Comb the records below for the string "that" and copy each line where it turns up.

## LISTING

········

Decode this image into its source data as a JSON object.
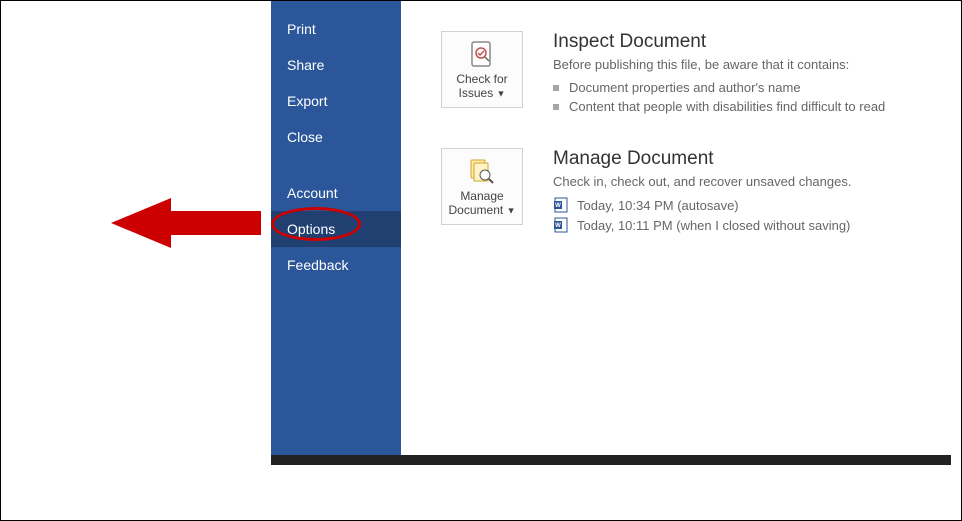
{
  "sidebar": {
    "items": [
      {
        "label": "Print"
      },
      {
        "label": "Share"
      },
      {
        "label": "Export"
      },
      {
        "label": "Close"
      },
      {
        "label": "Account"
      },
      {
        "label": "Options"
      },
      {
        "label": "Feedback"
      }
    ]
  },
  "inspect": {
    "button_line1": "Check for",
    "button_line2": "Issues",
    "title": "Inspect Document",
    "subtitle": "Before publishing this file, be aware that it contains:",
    "bullets": [
      "Document properties and author's name",
      "Content that people with disabilities find difficult to read"
    ]
  },
  "manage": {
    "button_line1": "Manage",
    "button_line2": "Document",
    "title": "Manage Document",
    "subtitle": "Check in, check out, and recover unsaved changes.",
    "versions": [
      "Today, 10:34 PM (autosave)",
      "Today, 10:11 PM (when I closed without saving)"
    ]
  }
}
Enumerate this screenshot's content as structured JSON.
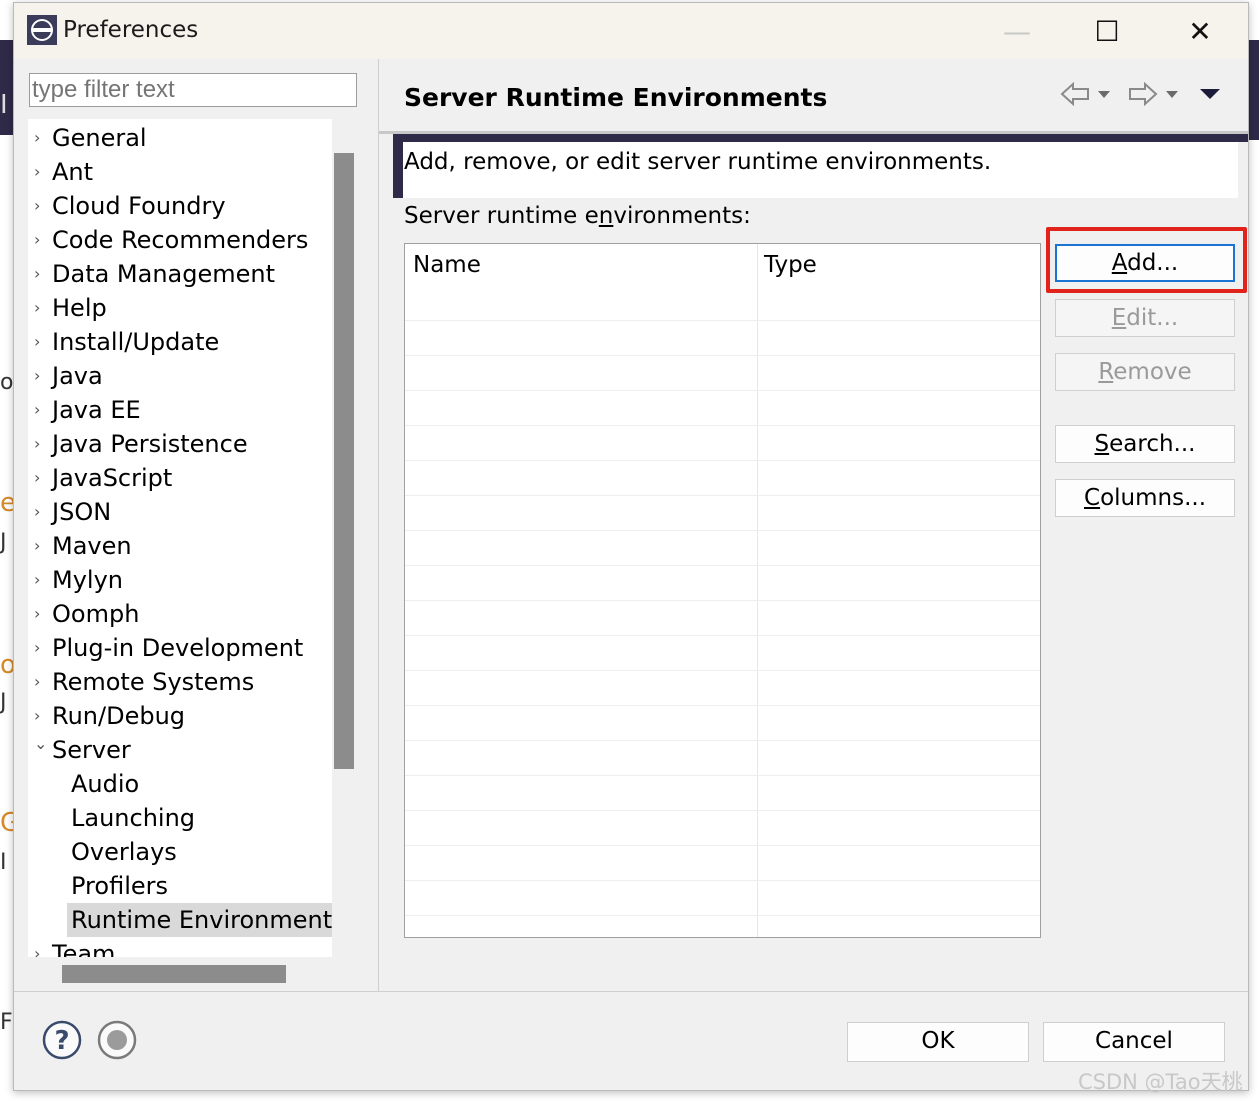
{
  "window": {
    "title": "Preferences",
    "minimize_glyph": "—",
    "maximize_glyph": "☐",
    "close_glyph": "✕"
  },
  "filter": {
    "placeholder": "type filter text"
  },
  "tree": {
    "items": [
      {
        "label": "General",
        "expanded": false
      },
      {
        "label": "Ant",
        "expanded": false
      },
      {
        "label": "Cloud Foundry",
        "expanded": false
      },
      {
        "label": "Code Recommenders",
        "expanded": false
      },
      {
        "label": "Data Management",
        "expanded": false
      },
      {
        "label": "Help",
        "expanded": false
      },
      {
        "label": "Install/Update",
        "expanded": false
      },
      {
        "label": "Java",
        "expanded": false
      },
      {
        "label": "Java EE",
        "expanded": false
      },
      {
        "label": "Java Persistence",
        "expanded": false
      },
      {
        "label": "JavaScript",
        "expanded": false
      },
      {
        "label": "JSON",
        "expanded": false
      },
      {
        "label": "Maven",
        "expanded": false
      },
      {
        "label": "Mylyn",
        "expanded": false
      },
      {
        "label": "Oomph",
        "expanded": false
      },
      {
        "label": "Plug-in Development",
        "expanded": false
      },
      {
        "label": "Remote Systems",
        "expanded": false
      },
      {
        "label": "Run/Debug",
        "expanded": false
      },
      {
        "label": "Server",
        "expanded": true
      },
      {
        "label": "Audio",
        "child": true
      },
      {
        "label": "Launching",
        "child": true
      },
      {
        "label": "Overlays",
        "child": true
      },
      {
        "label": "Profilers",
        "child": true
      },
      {
        "label": "Runtime Environments",
        "child": true,
        "selected": true
      },
      {
        "label": "Team",
        "expanded": false
      }
    ]
  },
  "page": {
    "title": "Server Runtime Environments",
    "description": "Add, remove, or edit server runtime environments.",
    "section_label_before": "Server runtime e",
    "section_label_mnemonic": "n",
    "section_label_after": "vironments:"
  },
  "table": {
    "columns": [
      "Name",
      "Type"
    ],
    "rows": []
  },
  "buttons": {
    "add": {
      "mnemonic": "A",
      "rest": "dd..."
    },
    "edit": {
      "mnemonic": "E",
      "rest": "dit..."
    },
    "remove": {
      "mnemonic": "R",
      "rest": "emove"
    },
    "search": {
      "mnemonic": "S",
      "rest": "earch..."
    },
    "columns": {
      "mnemonic": "C",
      "rest": "olumns..."
    }
  },
  "footer": {
    "ok": "OK",
    "cancel": "Cancel"
  },
  "watermark": "CSDN @Tao天桃",
  "background_fragments": [
    "I",
    "o",
    "e",
    "J",
    "o",
    "J",
    "G",
    "I",
    "Fr"
  ],
  "colors": {
    "accent_band": "#2f2a47",
    "highlight_box": "#e0231b",
    "focus_border": "#1b74d4"
  }
}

········

## EXERCISE RESULT
    "subtitle": "Before publishing this file, be aware that it contains:",
      "Content that people with disabilities find difficult to read"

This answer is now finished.